▸ **GIVEN INSTRUCTION**: Report the number of lines that hold the string "name". Leave out any other text.

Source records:
>> BEGIN

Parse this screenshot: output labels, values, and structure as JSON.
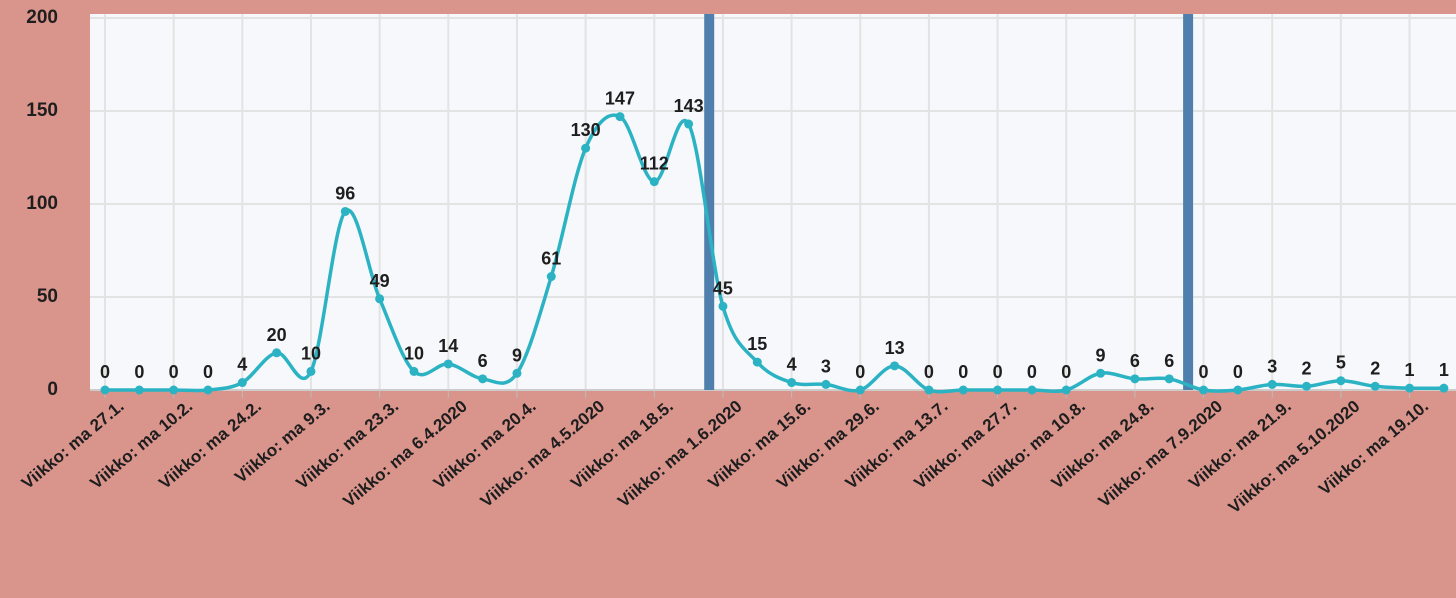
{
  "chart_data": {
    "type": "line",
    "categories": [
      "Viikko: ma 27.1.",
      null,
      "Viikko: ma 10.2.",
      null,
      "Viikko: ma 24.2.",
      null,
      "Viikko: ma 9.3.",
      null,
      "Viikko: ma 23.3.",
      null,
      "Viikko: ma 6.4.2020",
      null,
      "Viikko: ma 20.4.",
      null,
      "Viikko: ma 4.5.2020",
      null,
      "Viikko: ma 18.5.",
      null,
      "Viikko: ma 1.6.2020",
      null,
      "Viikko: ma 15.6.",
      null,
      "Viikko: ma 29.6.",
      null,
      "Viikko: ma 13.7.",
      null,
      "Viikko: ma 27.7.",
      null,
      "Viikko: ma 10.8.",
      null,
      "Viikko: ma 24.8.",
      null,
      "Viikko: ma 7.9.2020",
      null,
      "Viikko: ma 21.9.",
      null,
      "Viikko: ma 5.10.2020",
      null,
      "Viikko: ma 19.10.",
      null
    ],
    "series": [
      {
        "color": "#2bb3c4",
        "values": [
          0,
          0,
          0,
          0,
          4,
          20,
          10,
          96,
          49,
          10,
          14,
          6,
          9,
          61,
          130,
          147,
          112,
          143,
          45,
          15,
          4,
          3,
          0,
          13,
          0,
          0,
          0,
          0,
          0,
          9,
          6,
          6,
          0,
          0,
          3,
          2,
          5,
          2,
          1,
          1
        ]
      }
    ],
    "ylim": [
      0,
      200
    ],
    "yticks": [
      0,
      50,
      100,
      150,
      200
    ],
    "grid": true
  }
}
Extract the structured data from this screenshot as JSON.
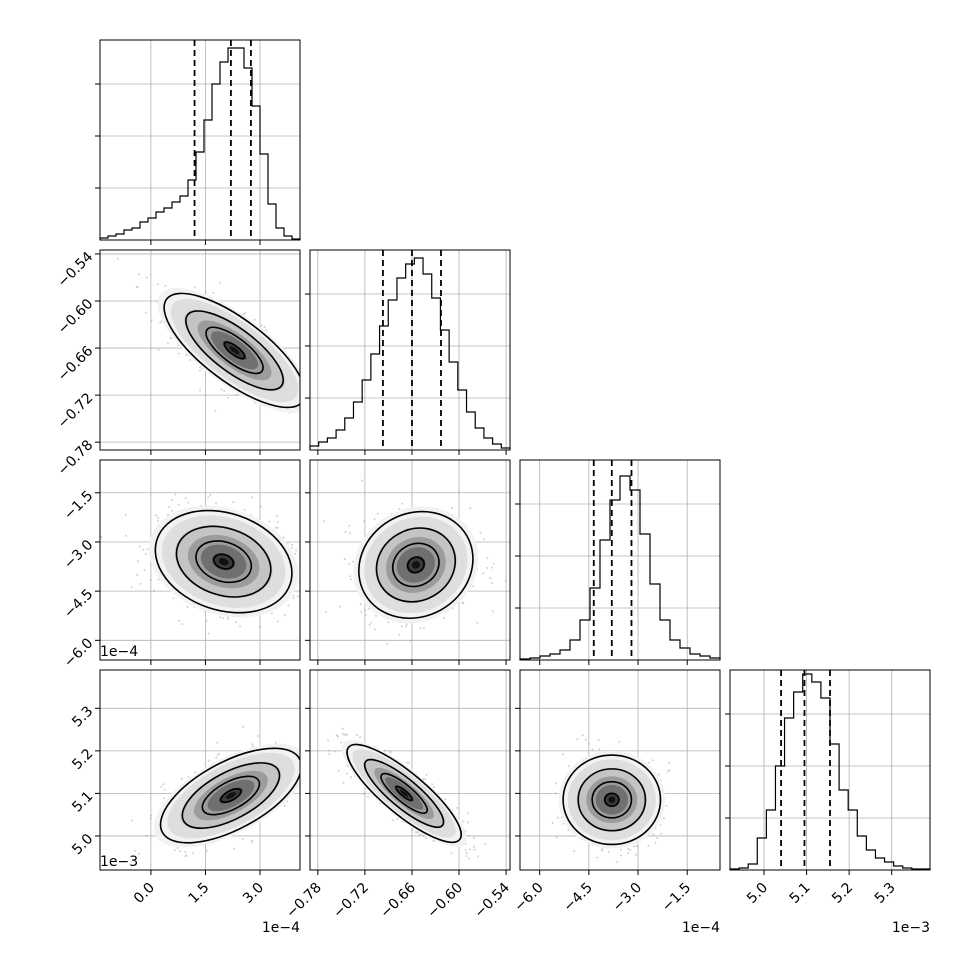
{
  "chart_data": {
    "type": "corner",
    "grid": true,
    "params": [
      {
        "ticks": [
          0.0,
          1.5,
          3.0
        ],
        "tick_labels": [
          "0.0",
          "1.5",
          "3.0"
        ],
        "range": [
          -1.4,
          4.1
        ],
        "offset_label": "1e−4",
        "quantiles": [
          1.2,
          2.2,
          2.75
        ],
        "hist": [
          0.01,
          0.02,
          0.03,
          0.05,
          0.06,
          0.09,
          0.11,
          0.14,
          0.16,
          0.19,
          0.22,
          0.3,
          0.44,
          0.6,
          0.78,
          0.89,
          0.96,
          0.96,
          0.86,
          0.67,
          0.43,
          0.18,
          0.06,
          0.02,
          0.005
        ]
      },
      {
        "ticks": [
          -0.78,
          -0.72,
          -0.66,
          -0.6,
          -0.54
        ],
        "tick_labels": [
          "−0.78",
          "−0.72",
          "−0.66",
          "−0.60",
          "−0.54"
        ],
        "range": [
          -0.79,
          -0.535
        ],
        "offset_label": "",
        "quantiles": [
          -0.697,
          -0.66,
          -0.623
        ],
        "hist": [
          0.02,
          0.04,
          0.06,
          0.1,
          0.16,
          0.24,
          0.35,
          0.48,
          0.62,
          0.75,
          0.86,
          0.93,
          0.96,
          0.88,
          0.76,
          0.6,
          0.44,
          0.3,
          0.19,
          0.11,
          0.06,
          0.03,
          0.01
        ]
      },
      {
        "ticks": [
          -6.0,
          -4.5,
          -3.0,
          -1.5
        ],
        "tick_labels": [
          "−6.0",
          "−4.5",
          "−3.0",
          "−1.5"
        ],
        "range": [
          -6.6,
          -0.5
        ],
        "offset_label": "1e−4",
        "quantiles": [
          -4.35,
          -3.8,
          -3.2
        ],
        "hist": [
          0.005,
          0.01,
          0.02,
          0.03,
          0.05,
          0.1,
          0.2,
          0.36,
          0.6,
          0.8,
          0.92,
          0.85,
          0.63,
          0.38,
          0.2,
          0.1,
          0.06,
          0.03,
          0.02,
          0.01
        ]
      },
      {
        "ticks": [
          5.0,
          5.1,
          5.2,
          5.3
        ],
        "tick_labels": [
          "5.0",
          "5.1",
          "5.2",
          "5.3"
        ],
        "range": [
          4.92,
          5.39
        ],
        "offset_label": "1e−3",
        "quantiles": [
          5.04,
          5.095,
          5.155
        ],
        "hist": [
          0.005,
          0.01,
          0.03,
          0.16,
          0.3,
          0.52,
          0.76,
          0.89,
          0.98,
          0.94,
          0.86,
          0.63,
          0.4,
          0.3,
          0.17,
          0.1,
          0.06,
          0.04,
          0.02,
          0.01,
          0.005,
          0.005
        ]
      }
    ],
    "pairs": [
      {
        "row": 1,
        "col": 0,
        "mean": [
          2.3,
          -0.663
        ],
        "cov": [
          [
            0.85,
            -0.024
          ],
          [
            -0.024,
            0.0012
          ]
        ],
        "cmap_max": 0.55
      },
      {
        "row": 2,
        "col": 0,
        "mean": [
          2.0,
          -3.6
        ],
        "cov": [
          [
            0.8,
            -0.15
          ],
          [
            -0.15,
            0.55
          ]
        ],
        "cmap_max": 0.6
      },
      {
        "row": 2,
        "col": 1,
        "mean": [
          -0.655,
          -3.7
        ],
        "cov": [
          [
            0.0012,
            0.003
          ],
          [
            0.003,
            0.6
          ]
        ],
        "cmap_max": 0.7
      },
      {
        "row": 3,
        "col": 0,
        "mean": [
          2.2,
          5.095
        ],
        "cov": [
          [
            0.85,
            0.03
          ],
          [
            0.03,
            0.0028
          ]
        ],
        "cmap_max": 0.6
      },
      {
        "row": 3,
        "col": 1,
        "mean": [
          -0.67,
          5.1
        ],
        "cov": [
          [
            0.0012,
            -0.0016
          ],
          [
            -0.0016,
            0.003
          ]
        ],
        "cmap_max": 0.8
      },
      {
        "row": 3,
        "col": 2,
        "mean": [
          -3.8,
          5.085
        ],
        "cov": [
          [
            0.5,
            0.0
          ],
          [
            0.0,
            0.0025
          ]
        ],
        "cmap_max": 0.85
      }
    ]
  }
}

>> END
>> BEGIN

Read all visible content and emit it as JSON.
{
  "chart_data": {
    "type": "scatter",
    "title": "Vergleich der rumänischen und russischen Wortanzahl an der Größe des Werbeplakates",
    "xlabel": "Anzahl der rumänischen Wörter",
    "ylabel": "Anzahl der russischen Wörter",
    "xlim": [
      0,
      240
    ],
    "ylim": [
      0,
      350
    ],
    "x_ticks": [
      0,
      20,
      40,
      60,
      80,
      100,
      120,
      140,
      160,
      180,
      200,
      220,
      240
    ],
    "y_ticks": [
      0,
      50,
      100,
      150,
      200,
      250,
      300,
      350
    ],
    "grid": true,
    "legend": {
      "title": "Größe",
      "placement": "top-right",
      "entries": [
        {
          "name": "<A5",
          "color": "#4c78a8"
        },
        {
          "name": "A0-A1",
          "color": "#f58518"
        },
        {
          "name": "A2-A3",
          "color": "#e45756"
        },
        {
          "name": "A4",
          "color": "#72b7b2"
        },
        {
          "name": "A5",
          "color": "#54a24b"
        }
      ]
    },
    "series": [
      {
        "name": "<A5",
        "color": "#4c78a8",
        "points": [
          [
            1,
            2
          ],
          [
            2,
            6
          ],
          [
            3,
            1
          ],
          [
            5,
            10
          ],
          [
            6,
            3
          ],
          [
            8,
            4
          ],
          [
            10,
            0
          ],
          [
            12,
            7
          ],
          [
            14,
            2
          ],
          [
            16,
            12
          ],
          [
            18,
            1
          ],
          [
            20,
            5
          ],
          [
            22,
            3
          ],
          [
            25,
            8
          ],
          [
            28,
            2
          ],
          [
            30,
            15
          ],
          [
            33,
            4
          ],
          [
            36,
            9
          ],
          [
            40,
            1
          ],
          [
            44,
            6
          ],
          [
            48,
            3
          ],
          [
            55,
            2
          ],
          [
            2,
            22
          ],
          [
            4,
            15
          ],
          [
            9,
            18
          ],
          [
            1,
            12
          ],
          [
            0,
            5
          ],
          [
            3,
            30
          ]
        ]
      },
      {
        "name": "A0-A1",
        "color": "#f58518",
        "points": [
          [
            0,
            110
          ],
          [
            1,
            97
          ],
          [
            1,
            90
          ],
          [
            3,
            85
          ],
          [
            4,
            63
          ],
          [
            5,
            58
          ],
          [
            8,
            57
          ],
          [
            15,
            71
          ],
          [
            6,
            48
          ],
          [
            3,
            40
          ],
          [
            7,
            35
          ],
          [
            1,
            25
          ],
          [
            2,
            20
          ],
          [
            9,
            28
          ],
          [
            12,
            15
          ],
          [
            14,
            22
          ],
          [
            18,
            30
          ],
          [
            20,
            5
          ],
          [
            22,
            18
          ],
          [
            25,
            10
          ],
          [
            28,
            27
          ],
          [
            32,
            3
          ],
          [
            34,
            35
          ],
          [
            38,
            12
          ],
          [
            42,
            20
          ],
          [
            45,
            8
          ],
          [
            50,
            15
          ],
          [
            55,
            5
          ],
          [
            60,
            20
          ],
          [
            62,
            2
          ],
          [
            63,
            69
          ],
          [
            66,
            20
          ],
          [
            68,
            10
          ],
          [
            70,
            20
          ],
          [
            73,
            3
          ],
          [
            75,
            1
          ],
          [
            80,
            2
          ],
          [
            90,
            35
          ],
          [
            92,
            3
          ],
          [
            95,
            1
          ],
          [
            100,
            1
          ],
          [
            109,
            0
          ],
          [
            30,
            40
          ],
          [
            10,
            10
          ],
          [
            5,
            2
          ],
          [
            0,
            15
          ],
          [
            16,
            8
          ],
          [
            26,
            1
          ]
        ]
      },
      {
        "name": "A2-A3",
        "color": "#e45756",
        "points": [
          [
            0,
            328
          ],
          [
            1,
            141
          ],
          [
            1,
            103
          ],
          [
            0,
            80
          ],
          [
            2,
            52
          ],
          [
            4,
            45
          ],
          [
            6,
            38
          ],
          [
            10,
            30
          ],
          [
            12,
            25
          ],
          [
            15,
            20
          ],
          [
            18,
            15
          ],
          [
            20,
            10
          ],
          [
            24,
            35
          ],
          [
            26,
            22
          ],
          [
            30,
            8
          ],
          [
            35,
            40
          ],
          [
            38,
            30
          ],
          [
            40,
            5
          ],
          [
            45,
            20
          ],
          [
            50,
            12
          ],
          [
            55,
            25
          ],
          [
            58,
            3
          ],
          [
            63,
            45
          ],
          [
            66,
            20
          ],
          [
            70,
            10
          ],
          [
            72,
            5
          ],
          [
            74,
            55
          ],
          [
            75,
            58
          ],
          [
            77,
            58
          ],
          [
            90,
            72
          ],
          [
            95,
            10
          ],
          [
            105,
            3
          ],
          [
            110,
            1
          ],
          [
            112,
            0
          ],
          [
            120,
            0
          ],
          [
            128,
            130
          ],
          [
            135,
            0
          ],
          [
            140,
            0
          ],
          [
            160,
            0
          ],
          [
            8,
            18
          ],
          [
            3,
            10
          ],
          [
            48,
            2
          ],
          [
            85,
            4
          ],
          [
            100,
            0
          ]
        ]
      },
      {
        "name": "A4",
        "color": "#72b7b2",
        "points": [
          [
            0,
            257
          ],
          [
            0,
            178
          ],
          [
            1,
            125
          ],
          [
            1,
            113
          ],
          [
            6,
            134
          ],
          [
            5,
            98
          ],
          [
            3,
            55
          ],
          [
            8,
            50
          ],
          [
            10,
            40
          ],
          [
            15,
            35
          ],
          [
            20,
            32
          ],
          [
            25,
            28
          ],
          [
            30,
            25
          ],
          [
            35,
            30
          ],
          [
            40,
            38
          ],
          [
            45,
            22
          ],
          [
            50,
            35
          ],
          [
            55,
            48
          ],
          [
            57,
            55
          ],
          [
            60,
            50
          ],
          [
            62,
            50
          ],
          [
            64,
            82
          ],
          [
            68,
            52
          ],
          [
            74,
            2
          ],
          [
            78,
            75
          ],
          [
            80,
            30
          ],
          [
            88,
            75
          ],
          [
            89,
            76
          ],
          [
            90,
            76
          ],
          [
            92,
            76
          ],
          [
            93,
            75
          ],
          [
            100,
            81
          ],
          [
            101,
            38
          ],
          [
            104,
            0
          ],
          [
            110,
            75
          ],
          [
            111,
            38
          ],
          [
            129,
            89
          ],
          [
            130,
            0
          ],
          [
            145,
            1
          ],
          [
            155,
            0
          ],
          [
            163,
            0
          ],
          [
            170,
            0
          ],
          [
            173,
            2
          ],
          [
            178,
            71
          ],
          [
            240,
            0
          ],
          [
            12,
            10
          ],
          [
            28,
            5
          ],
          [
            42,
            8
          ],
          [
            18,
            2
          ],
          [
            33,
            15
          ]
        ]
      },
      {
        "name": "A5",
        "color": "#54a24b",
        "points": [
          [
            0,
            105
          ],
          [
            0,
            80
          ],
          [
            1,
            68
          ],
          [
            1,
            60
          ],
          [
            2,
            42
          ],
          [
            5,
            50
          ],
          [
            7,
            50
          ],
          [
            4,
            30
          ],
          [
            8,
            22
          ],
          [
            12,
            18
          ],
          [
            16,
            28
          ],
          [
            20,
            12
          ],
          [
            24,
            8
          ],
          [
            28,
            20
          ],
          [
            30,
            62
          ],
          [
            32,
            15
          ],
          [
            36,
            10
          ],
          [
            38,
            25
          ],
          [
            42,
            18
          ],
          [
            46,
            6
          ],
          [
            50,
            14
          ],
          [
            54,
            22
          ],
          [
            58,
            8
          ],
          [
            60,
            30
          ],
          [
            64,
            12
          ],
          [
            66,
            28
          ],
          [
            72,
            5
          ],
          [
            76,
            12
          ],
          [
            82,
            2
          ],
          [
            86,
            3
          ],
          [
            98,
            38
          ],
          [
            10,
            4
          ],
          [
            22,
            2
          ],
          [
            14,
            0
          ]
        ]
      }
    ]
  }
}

>> END

▸ **FULL OUTPUT**: 10